**INSTRUCTIONS FOR THE TASK:** Determine how many lines of the records contain the string "綠城和廣州吉利", treating case as significant. Reply with the number alone.

Element box records
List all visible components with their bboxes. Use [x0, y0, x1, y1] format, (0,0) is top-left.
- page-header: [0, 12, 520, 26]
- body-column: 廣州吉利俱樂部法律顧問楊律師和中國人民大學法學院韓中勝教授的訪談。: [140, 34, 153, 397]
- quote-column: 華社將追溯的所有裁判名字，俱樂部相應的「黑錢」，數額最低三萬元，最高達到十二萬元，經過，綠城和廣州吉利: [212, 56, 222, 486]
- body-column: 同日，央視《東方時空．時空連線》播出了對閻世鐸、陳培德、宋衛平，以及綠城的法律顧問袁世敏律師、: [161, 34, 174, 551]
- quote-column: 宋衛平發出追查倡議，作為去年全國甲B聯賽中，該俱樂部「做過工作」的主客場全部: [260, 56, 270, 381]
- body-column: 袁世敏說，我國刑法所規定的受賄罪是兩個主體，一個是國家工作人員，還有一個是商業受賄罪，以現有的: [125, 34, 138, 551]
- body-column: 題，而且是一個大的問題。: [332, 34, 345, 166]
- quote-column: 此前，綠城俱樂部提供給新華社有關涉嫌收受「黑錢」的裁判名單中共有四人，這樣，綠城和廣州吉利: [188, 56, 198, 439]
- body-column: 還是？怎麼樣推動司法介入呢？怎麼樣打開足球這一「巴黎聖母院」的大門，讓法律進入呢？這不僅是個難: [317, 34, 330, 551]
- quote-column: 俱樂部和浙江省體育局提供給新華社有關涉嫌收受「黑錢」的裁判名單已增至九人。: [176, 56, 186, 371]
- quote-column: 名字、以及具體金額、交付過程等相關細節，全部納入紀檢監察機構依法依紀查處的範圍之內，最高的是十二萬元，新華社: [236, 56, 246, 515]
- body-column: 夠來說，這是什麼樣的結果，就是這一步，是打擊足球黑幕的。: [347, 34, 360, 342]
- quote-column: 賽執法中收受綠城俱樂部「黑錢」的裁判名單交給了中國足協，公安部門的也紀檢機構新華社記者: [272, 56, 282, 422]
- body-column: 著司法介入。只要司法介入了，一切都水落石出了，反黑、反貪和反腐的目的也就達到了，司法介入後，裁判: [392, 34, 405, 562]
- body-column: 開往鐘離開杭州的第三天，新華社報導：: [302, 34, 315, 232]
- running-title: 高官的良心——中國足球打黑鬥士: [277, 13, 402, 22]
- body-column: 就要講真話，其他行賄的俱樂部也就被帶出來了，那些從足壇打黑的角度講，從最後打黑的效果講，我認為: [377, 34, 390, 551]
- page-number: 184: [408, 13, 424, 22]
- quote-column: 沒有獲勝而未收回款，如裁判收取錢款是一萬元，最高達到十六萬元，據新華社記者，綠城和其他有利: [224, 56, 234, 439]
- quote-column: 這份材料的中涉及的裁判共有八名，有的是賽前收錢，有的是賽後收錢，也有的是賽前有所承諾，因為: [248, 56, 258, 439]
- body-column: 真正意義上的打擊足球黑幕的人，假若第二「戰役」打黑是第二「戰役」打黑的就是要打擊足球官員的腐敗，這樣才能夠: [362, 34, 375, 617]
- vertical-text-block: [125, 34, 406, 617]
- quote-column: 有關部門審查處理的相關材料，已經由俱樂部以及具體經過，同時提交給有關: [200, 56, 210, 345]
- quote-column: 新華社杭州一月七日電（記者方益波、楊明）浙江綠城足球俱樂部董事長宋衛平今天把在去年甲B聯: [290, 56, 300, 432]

**REPLY TO THE EXERCISE:** 2